Extract the text of every entry below exactly; leave images out.

Lines of data

::::::::

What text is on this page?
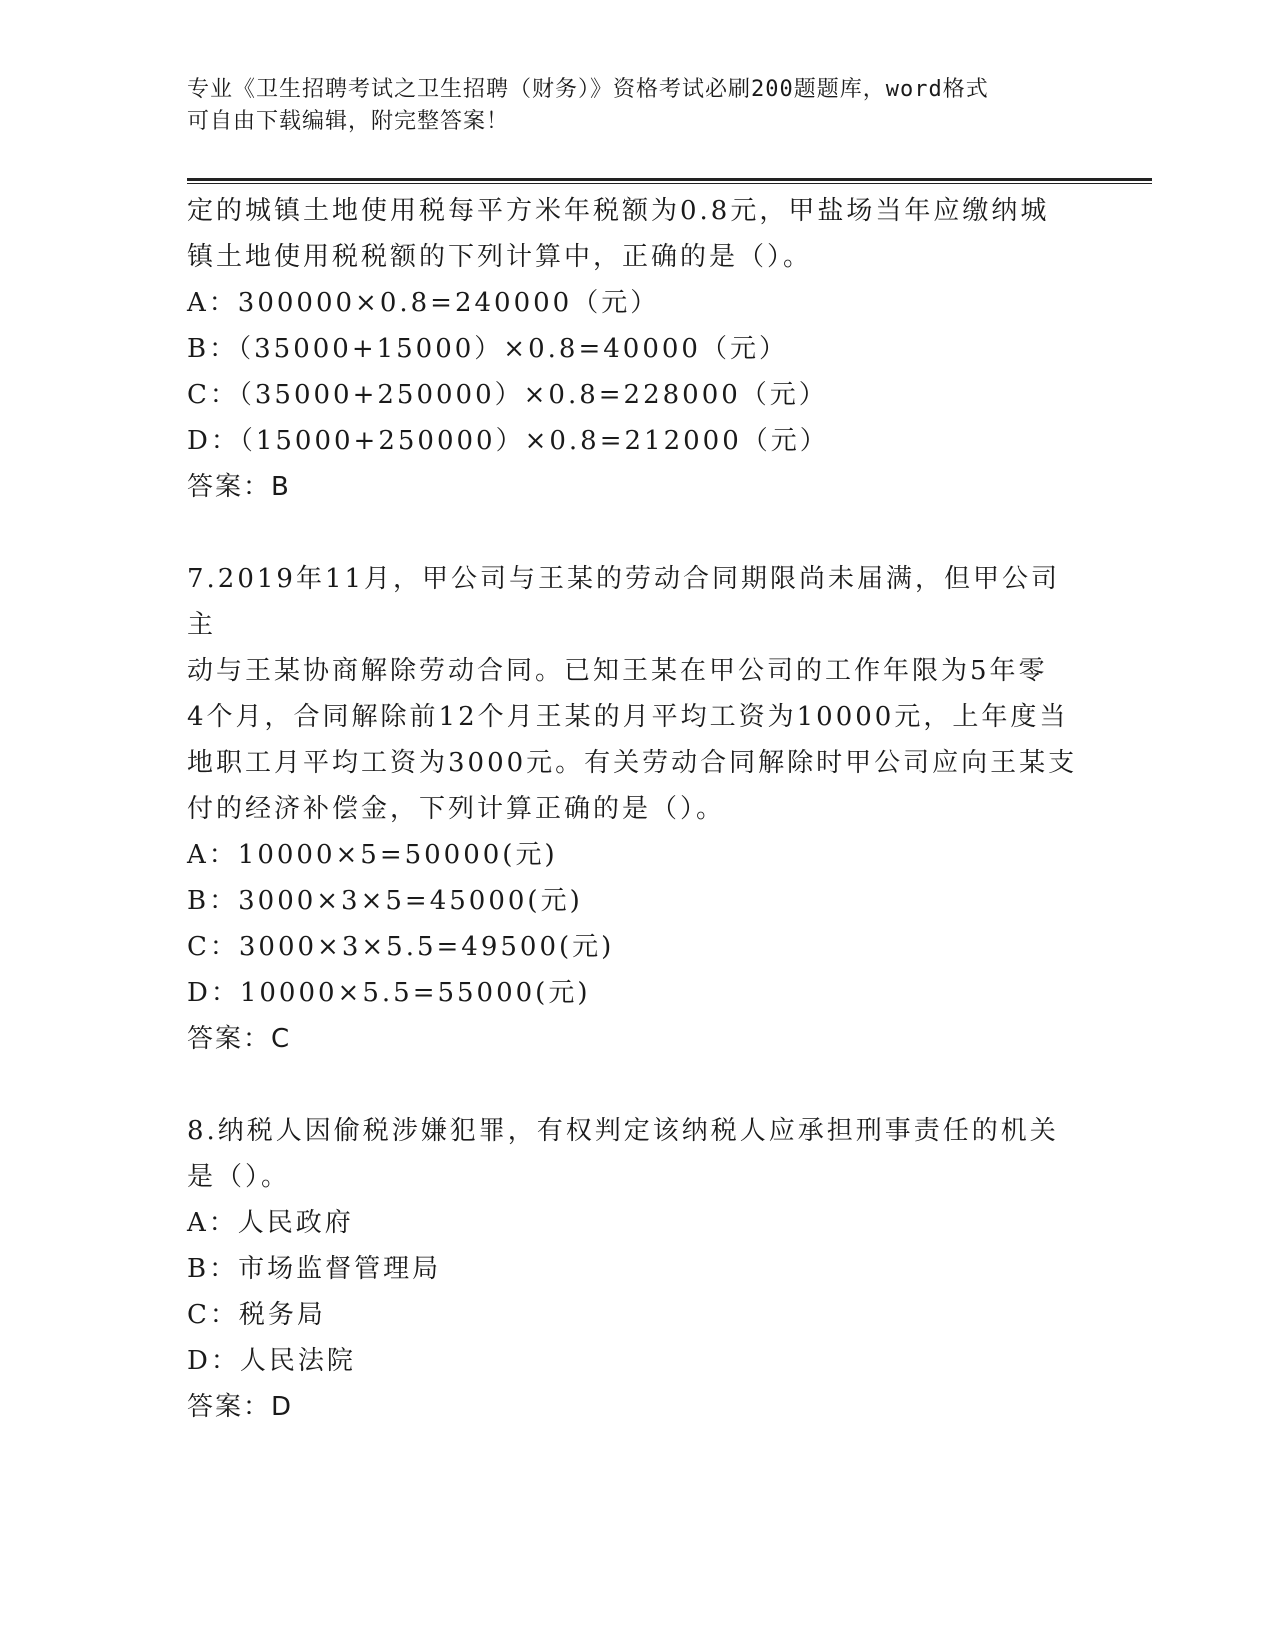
专业《卫生招聘考试之卫生招聘（财务）》资格考试必刷200题题库，word格式
可自由下载编辑，附完整答案！

定的城镇土地使用税每平方米年税额为0.8元，甲盐场当年应缴纳城

镇土地使用税税额的下列计算中，正确的是（）。

A：300000×0.8=240000（元）

B：（35000+15000）×0.8=40000（元）

C：（35000+250000）×0.8=228000（元）

D：（15000+250000）×0.8=212000（元）

答案：B

7.2019年11月，甲公司与王某的劳动合同期限尚未届满，但甲公司主

动与王某协商解除劳动合同。已知王某在甲公司的工作年限为5年零

4个月，合同解除前12个月王某的月平均工资为10000元，上年度当

地职工月平均工资为3000元。有关劳动合同解除时甲公司应向王某支

付的经济补偿金，下列计算正确的是（）。

A：10000×5=50000(元)

B：3000×3×5=45000(元)

C：3000×3×5.5=49500(元)

D：10000×5.5=55000(元)

答案：C

8.纳税人因偷税涉嫌犯罪，有权判定该纳税人应承担刑事责任的机关

是（）。

A：人民政府

B：市场监督管理局

C：税务局

D：人民法院

答案：D
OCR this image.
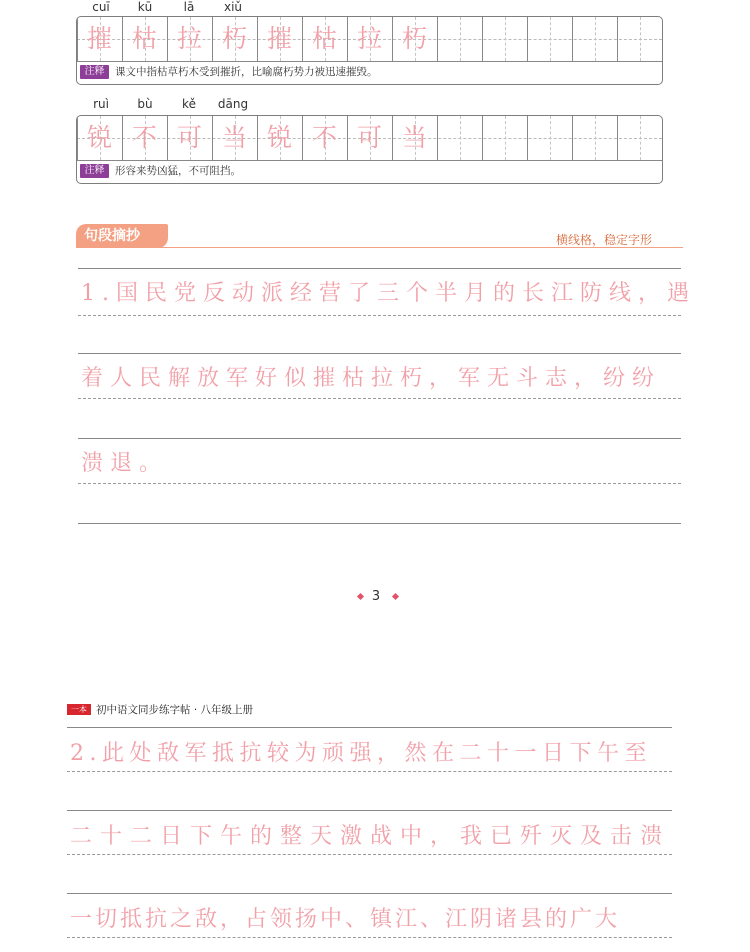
cuī	kū	lā	xiǔ
摧 枯 拉 朽 摧 枯 拉 朽
注释	课文中指枯草朽木受到摧折，比喻腐朽势力被迅速摧毁。
ruì	bù	kě	dāng
锐 不 可 当 锐 不 可 当
注释	形容来势凶猛，不可阻挡。
句段摘抄	横线格，稳定字形
1.国民党反动派经营了三个半月的长江防线，遇
着人民解放军好似摧枯拉朽，军无斗志，纷纷
溃退。
3
一本 初中语文同步练字帖 · 八年级上册
2.此处敌军抵抗较为顽强，然在二十一日下午至
二十二日下午的整天激战中，我已歼灭及击溃
一切抵抗之敌，占领扬中、镇江、江阴诸县的广大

::::::::

WRITTEN RESPONSE —
What text is on this page?
专业《卫生招聘考试之卫生招聘（财务）》资格考试必刷200题题库，word格式
可自由下载编辑，附完整答案！

定的城镇土地使用税每平方米年税额为0.8元，甲盐场当年应缴纳城

镇土地使用税税额的下列计算中，正确的是（）。

A：300000×0.8=240000（元）

B：（35000+15000）×0.8=40000（元）

C：（35000+250000）×0.8=228000（元）

D：（15000+250000）×0.8=212000（元）

答案：B

7.2019年11月，甲公司与王某的劳动合同期限尚未届满，但甲公司主

动与王某协商解除劳动合同。已知王某在甲公司的工作年限为5年零

4个月，合同解除前12个月王某的月平均工资为10000元，上年度当

地职工月平均工资为3000元。有关劳动合同解除时甲公司应向王某支

付的经济补偿金，下列计算正确的是（）。

A：10000×5=50000(元)

B：3000×3×5=45000(元)

C：3000×3×5.5=49500(元)

D：10000×5.5=55000(元)

答案：C

8.纳税人因偷税涉嫌犯罪，有权判定该纳税人应承担刑事责任的机关

是（）。

A：人民政府

B：市场监督管理局

C：税务局

D：人民法院

答案：D
OCR this image.
cuī	kū	lā	xiǔ
摧 枯 拉 朽 摧 枯 拉 朽
注释	课文中指枯草朽木受到摧折，比喻腐朽势力被迅速摧毁。
ruì	bù	kě	dāng
锐 不 可 当 锐 不 可 当
注释	形容来势凶猛，不可阻挡。
句段摘抄	横线格，稳定字形
1.国民党反动派经营了三个半月的长江防线，遇
着人民解放军好似摧枯拉朽，军无斗志，纷纷
溃退。
3
一本 初中语文同步练字帖 · 八年级上册
2.此处敌军抵抗较为顽强，然在二十一日下午至
二十二日下午的整天激战中，我已歼灭及击溃
一切抵抗之敌，占领扬中、镇江、江阴诸县的广大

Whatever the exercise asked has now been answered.